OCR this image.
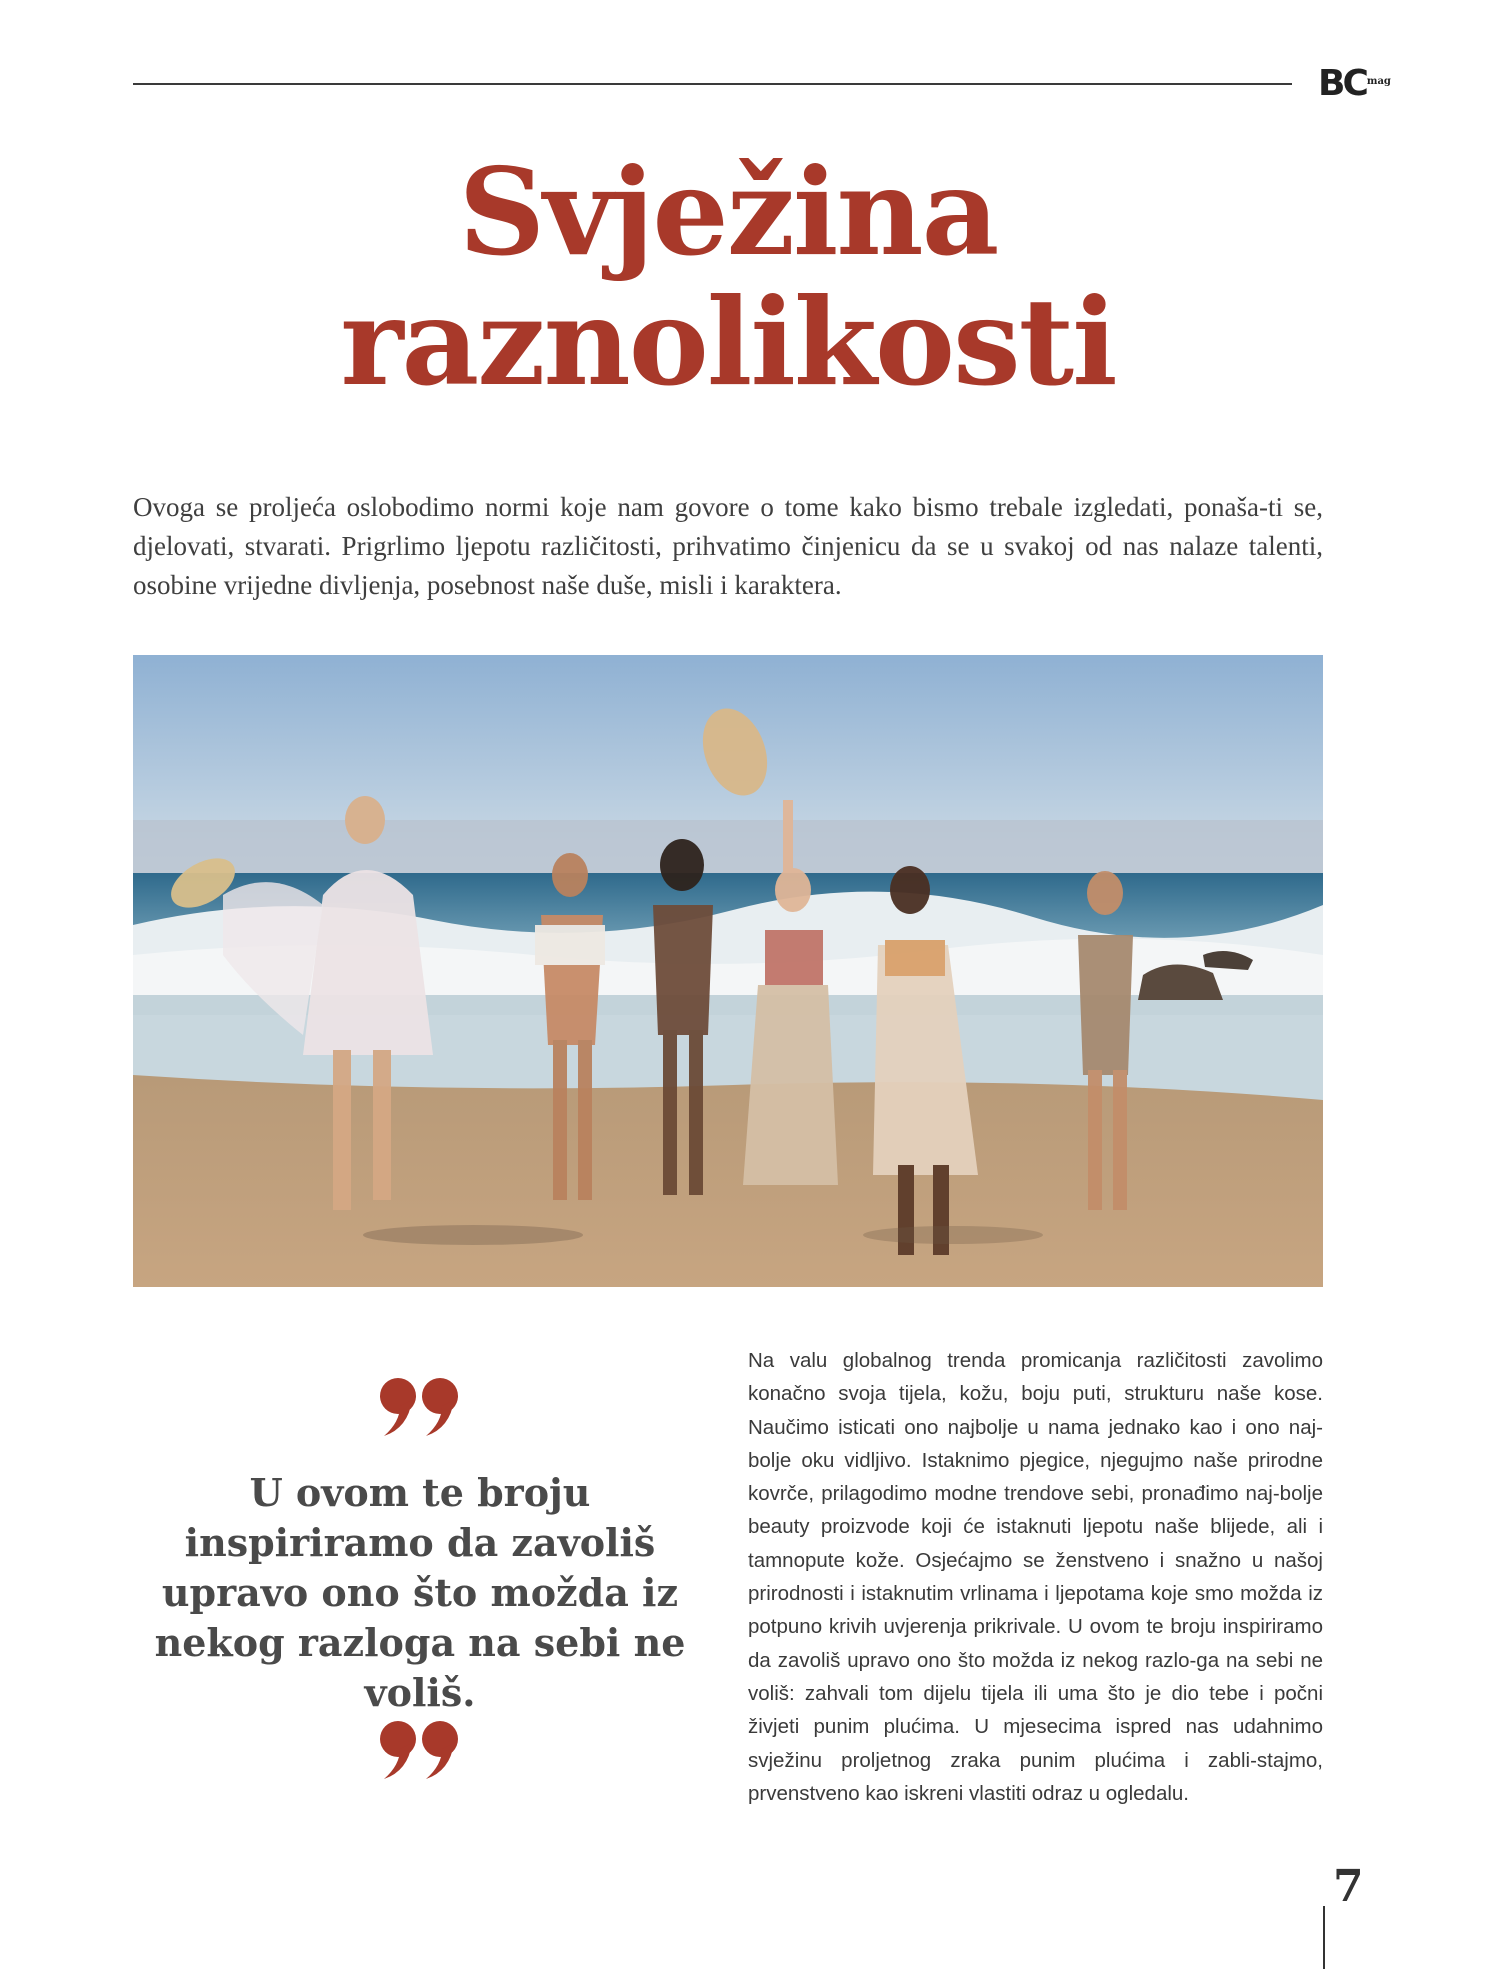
BC mag
Svježina
raznolikosti

Ovoga se proljeća oslobodimo normi koje nam govore o tome kako bismo trebale izgledati, ponaša-ti se, djelovati, stvarati. Prigrlimo ljepotu različitosti, prihvatimo činjenicu da se u svakoj od nas nalaze talenti, osobine vrijedne divljenja, posebnost naše duše, misli i karaktera.

U ovom te broju inspiriramo da zavoliš upravo ono što možda iz nekog razloga na sebi ne voliš.

Na valu globalnog trenda promicanja različitosti zavolimo konačno svoja tijela, kožu, boju puti, strukturu naše kose. Naučimo isticati ono najbolje u nama jednako kao i ono naj-bolje oku vidljivo. Istaknimo pjegice, njegujmo naše prirodne kovrče, prilagodimo modne trendove sebi, pronađimo naj-bolje beauty proizvode koji će istaknuti ljepotu naše blijede, ali i tamnopute kože. Osjećajmo se ženstveno i snažno u našoj prirodnosti i istaknutim vrlinama i ljepotama koje smo možda iz potpuno krivih uvjerenja prikrivale. U ovom te broju inspiriramo da zavoliš upravo ono što možda iz nekog razlo-ga na sebi ne voliš: zahvali tom dijelu tijela ili uma što je dio tebe i počni živjeti punim plućima. U mjesecima ispred nas udahnimo svježinu proljetnog zraka punim plućima i zabli-stajmo, prvenstveno kao iskreni vlastiti odraz u ogledalu.

7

================

▶ _OBJECTIVE_: Repeat all the records above exactly, leaving out any pictures.

▶ _SOLUTION TO THE PROBLEM_:
OCR this image.
BC mag
Svježina
raznolikosti

Ovoga se proljeća oslobodimo normi koje nam govore o tome kako bismo trebale izgledati, ponaša-ti se, djelovati, stvarati. Prigrlimo ljepotu različitosti, prihvatimo činjenicu da se u svakoj od nas nalaze talenti, osobine vrijedne divljenja, posebnost naše duše, misli i karaktera.

U ovom te broju inspiriramo da zavoliš upravo ono što možda iz nekog razloga na sebi ne voliš.

Na valu globalnog trenda promicanja različitosti zavolimo konačno svoja tijela, kožu, boju puti, strukturu naše kose. Naučimo isticati ono najbolje u nama jednako kao i ono naj-bolje oku vidljivo. Istaknimo pjegice, njegujmo naše prirodne kovrče, prilagodimo modne trendove sebi, pronađimo naj-bolje beauty proizvode koji će istaknuti ljepotu naše blijede, ali i tamnopute kože. Osjećajmo se ženstveno i snažno u našoj prirodnosti i istaknutim vrlinama i ljepotama koje smo možda iz potpuno krivih uvjerenja prikrivale. U ovom te broju inspiriramo da zavoliš upravo ono što možda iz nekog razlo-ga na sebi ne voliš: zahvali tom dijelu tijela ili uma što je dio tebe i počni živjeti punim plućima. U mjesecima ispred nas udahnimo svježinu proljetnog zraka punim plućima i zabli-stajmo, prvenstveno kao iskreni vlastiti odraz u ogledalu.

7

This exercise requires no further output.